### Work to do
Your task is to copy the material exactly.

### Task material
= = = =

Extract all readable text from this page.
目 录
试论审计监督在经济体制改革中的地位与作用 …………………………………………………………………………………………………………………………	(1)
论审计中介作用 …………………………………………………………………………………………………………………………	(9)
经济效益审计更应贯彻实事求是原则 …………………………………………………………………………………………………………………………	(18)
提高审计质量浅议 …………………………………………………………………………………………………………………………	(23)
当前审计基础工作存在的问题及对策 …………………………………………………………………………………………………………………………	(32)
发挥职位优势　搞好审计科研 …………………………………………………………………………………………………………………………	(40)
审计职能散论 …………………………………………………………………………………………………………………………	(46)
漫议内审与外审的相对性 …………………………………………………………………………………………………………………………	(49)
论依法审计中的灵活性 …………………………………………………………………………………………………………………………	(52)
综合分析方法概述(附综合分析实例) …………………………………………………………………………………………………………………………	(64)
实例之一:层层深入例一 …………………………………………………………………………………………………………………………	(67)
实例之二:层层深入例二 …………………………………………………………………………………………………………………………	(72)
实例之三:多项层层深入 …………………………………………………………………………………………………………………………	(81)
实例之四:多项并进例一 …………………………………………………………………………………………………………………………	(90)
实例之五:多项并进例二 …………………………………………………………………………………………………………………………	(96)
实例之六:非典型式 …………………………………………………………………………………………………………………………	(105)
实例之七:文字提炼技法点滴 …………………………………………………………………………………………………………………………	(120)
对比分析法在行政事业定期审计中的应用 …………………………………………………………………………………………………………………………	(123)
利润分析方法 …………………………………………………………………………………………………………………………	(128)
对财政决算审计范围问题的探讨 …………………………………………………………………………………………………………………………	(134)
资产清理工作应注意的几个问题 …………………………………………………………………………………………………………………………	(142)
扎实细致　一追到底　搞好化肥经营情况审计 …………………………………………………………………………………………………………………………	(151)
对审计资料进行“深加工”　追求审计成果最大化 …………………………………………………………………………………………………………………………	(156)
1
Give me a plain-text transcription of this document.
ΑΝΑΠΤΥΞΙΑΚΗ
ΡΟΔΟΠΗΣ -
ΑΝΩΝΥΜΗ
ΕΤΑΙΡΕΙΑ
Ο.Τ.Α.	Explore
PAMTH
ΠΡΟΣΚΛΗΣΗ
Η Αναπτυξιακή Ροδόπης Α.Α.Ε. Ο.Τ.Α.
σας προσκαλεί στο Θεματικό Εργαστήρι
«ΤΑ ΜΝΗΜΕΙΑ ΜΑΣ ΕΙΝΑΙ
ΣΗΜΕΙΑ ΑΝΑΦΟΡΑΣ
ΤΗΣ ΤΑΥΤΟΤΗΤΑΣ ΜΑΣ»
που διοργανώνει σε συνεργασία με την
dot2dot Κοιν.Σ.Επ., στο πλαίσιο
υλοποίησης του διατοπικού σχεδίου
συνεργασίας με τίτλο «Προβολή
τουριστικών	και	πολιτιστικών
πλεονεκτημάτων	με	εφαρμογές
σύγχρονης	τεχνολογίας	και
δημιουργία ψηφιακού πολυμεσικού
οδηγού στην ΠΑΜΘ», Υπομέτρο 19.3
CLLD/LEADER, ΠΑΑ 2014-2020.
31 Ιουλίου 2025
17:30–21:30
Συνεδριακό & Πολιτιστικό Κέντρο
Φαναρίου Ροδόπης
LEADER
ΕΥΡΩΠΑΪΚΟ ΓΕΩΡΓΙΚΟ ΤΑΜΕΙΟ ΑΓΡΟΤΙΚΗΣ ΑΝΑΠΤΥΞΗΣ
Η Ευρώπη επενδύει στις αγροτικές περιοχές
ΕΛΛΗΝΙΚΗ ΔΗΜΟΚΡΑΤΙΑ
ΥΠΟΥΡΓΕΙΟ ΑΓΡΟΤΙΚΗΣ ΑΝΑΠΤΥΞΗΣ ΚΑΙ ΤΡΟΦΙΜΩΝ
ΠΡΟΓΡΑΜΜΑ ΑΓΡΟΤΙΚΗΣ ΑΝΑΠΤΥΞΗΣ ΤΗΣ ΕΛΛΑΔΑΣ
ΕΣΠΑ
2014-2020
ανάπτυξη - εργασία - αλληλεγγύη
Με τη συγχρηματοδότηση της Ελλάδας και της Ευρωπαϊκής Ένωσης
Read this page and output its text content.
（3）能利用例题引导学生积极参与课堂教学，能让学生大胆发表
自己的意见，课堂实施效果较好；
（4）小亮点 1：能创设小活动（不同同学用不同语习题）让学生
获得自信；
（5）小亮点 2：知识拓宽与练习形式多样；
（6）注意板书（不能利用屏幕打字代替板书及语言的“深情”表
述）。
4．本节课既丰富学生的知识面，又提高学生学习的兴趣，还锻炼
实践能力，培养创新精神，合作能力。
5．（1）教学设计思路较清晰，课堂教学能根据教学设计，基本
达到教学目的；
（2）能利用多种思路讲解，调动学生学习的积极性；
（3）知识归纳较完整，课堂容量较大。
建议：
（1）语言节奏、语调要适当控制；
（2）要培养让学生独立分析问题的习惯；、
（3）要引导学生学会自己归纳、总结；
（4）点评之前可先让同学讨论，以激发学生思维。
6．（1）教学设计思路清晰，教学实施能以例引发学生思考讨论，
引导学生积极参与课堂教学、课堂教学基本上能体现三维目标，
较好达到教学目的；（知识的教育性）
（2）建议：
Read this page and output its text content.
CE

= = = =

### Problem solution
Extract all readable text from this page.
目 录
试论审计监督在经济体制改革中的地位与作用 …………………………………………………………………………………………………………………………	(1)
论审计中介作用 …………………………………………………………………………………………………………………………	(9)
经济效益审计更应贯彻实事求是原则 …………………………………………………………………………………………………………………………	(18)
提高审计质量浅议 …………………………………………………………………………………………………………………………	(23)
当前审计基础工作存在的问题及对策 …………………………………………………………………………………………………………………………	(32)
发挥职位优势　搞好审计科研 …………………………………………………………………………………………………………………………	(40)
审计职能散论 …………………………………………………………………………………………………………………………	(46)
漫议内审与外审的相对性 …………………………………………………………………………………………………………………………	(49)
论依法审计中的灵活性 …………………………………………………………………………………………………………………………	(52)
综合分析方法概述(附综合分析实例) …………………………………………………………………………………………………………………………	(64)
实例之一:层层深入例一 …………………………………………………………………………………………………………………………	(67)
实例之二:层层深入例二 …………………………………………………………………………………………………………………………	(72)
实例之三:多项层层深入 …………………………………………………………………………………………………………………………	(81)
实例之四:多项并进例一 …………………………………………………………………………………………………………………………	(90)
实例之五:多项并进例二 …………………………………………………………………………………………………………………………	(96)
实例之六:非典型式 …………………………………………………………………………………………………………………………	(105)
实例之七:文字提炼技法点滴 …………………………………………………………………………………………………………………………	(120)
对比分析法在行政事业定期审计中的应用 …………………………………………………………………………………………………………………………	(123)
利润分析方法 …………………………………………………………………………………………………………………………	(128)
对财政决算审计范围问题的探讨 …………………………………………………………………………………………………………………………	(134)
资产清理工作应注意的几个问题 …………………………………………………………………………………………………………………………	(142)
扎实细致　一追到底　搞好化肥经营情况审计 …………………………………………………………………………………………………………………………	(151)
对审计资料进行“深加工”　追求审计成果最大化 …………………………………………………………………………………………………………………………	(156)
1
Give me a plain-text transcription of this document.
ΑΝΑΠΤΥΞΙΑΚΗ
ΡΟΔΟΠΗΣ -
ΑΝΩΝΥΜΗ
ΕΤΑΙΡΕΙΑ
Ο.Τ.Α.	Explore
PAMTH
ΠΡΟΣΚΛΗΣΗ
Η Αναπτυξιακή Ροδόπης Α.Α.Ε. Ο.Τ.Α.
σας προσκαλεί στο Θεματικό Εργαστήρι
«ΤΑ ΜΝΗΜΕΙΑ ΜΑΣ ΕΙΝΑΙ
ΣΗΜΕΙΑ ΑΝΑΦΟΡΑΣ
ΤΗΣ ΤΑΥΤΟΤΗΤΑΣ ΜΑΣ»
που διοργανώνει σε συνεργασία με την
dot2dot Κοιν.Σ.Επ., στο πλαίσιο
υλοποίησης του διατοπικού σχεδίου
συνεργασίας με τίτλο «Προβολή
τουριστικών	και	πολιτιστικών
πλεονεκτημάτων	με	εφαρμογές
σύγχρονης	τεχνολογίας	και
δημιουργία ψηφιακού πολυμεσικού
οδηγού στην ΠΑΜΘ», Υπομέτρο 19.3
CLLD/LEADER, ΠΑΑ 2014-2020.
31 Ιουλίου 2025
17:30–21:30
Συνεδριακό & Πολιτιστικό Κέντρο
Φαναρίου Ροδόπης
LEADER
ΕΥΡΩΠΑΪΚΟ ΓΕΩΡΓΙΚΟ ΤΑΜΕΙΟ ΑΓΡΟΤΙΚΗΣ ΑΝΑΠΤΥΞΗΣ
Η Ευρώπη επενδύει στις αγροτικές περιοχές
ΕΛΛΗΝΙΚΗ ΔΗΜΟΚΡΑΤΙΑ
ΥΠΟΥΡΓΕΙΟ ΑΓΡΟΤΙΚΗΣ ΑΝΑΠΤΥΞΗΣ ΚΑΙ ΤΡΟΦΙΜΩΝ
ΠΡΟΓΡΑΜΜΑ ΑΓΡΟΤΙΚΗΣ ΑΝΑΠΤΥΞΗΣ ΤΗΣ ΕΛΛΑΔΑΣ
ΕΣΠΑ
2014-2020
ανάπτυξη - εργασία - αλληλεγγύη
Με τη συγχρηματοδότηση της Ελλάδας και της Ευρωπαϊκής Ένωσης
Read this page and output its text content.
（3）能利用例题引导学生积极参与课堂教学，能让学生大胆发表
自己的意见，课堂实施效果较好；
（4）小亮点 1：能创设小活动（不同同学用不同语习题）让学生
获得自信；
（5）小亮点 2：知识拓宽与练习形式多样；
（6）注意板书（不能利用屏幕打字代替板书及语言的“深情”表
述）。
4．本节课既丰富学生的知识面，又提高学生学习的兴趣，还锻炼
实践能力，培养创新精神，合作能力。
5．（1）教学设计思路较清晰，课堂教学能根据教学设计，基本
达到教学目的；
（2）能利用多种思路讲解，调动学生学习的积极性；
（3）知识归纳较完整，课堂容量较大。
建议：
（1）语言节奏、语调要适当控制；
（2）要培养让学生独立分析问题的习惯；、
（3）要引导学生学会自己归纳、总结；
（4）点评之前可先让同学讨论，以激发学生思维。
6．（1）教学设计思路清晰，教学实施能以例引发学生思考讨论，
引导学生积极参与课堂教学、课堂教学基本上能体现三维目标，
较好达到教学目的；（知识的教育性）
（2）建议：
Read this page and output its text content.
CE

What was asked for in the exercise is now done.